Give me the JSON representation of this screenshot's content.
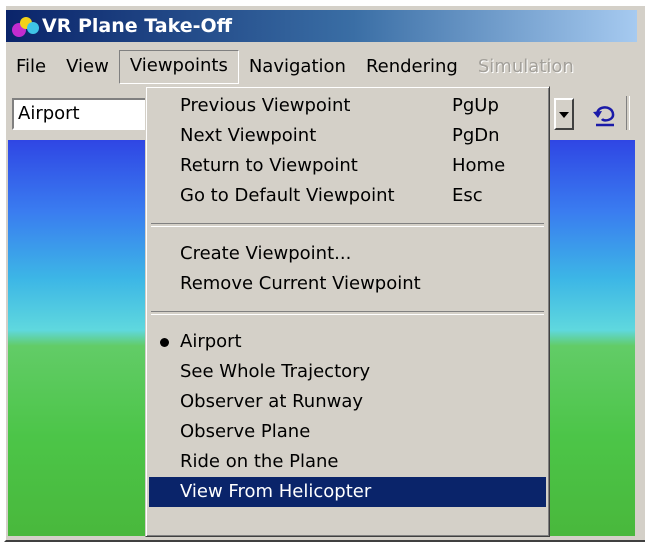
{
  "window": {
    "title": "VR Plane Take-Off"
  },
  "menubar": {
    "items": [
      {
        "label": "File",
        "state": "normal"
      },
      {
        "label": "View",
        "state": "normal"
      },
      {
        "label": "Viewpoints",
        "state": "open"
      },
      {
        "label": "Navigation",
        "state": "normal"
      },
      {
        "label": "Rendering",
        "state": "normal"
      },
      {
        "label": "Simulation",
        "state": "disabled"
      }
    ]
  },
  "toolbar": {
    "viewpoint_select_value": "Airport",
    "undo_icon": "undo-icon"
  },
  "viewpoints_menu": {
    "navigation_group": [
      {
        "label": "Previous Viewpoint",
        "shortcut": "PgUp"
      },
      {
        "label": "Next Viewpoint",
        "shortcut": "PgDn"
      },
      {
        "label": "Return to Viewpoint",
        "shortcut": "Home"
      },
      {
        "label": "Go to Default Viewpoint",
        "shortcut": "Esc"
      }
    ],
    "edit_group": [
      {
        "label": "Create Viewpoint..."
      },
      {
        "label": "Remove Current Viewpoint"
      }
    ],
    "viewpoint_list": [
      {
        "label": "Airport",
        "checked": true
      },
      {
        "label": "See Whole Trajectory",
        "checked": false
      },
      {
        "label": "Observer at Runway",
        "checked": false
      },
      {
        "label": "Observe Plane",
        "checked": false
      },
      {
        "label": "Ride on the Plane",
        "checked": false
      },
      {
        "label": "View From Helicopter",
        "checked": false,
        "highlighted": true
      }
    ]
  },
  "colors": {
    "title_bar": "#0a246a",
    "menu_highlight": "#0a246a",
    "sky": "#3cb6e6",
    "ground": "#4cc548"
  }
}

★ ★ ★ ★ ★

# SHORT EXERCISE
Output, exactly, all the records above; include no pictures.

# FINISHED TASK
Give me the JSON representation of this screenshot's content.
{
  "window": {
    "title": "VR Plane Take-Off"
  },
  "menubar": {
    "items": [
      {
        "label": "File",
        "state": "normal"
      },
      {
        "label": "View",
        "state": "normal"
      },
      {
        "label": "Viewpoints",
        "state": "open"
      },
      {
        "label": "Navigation",
        "state": "normal"
      },
      {
        "label": "Rendering",
        "state": "normal"
      },
      {
        "label": "Simulation",
        "state": "disabled"
      }
    ]
  },
  "toolbar": {
    "viewpoint_select_value": "Airport",
    "undo_icon": "undo-icon"
  },
  "viewpoints_menu": {
    "navigation_group": [
      {
        "label": "Previous Viewpoint",
        "shortcut": "PgUp"
      },
      {
        "label": "Next Viewpoint",
        "shortcut": "PgDn"
      },
      {
        "label": "Return to Viewpoint",
        "shortcut": "Home"
      },
      {
        "label": "Go to Default Viewpoint",
        "shortcut": "Esc"
      }
    ],
    "edit_group": [
      {
        "label": "Create Viewpoint..."
      },
      {
        "label": "Remove Current Viewpoint"
      }
    ],
    "viewpoint_list": [
      {
        "label": "Airport",
        "checked": true
      },
      {
        "label": "See Whole Trajectory",
        "checked": false
      },
      {
        "label": "Observer at Runway",
        "checked": false
      },
      {
        "label": "Observe Plane",
        "checked": false
      },
      {
        "label": "Ride on the Plane",
        "checked": false
      },
      {
        "label": "View From Helicopter",
        "checked": false,
        "highlighted": true
      }
    ]
  },
  "colors": {
    "title_bar": "#0a246a",
    "menu_highlight": "#0a246a",
    "sky": "#3cb6e6",
    "ground": "#4cc548"
  }
}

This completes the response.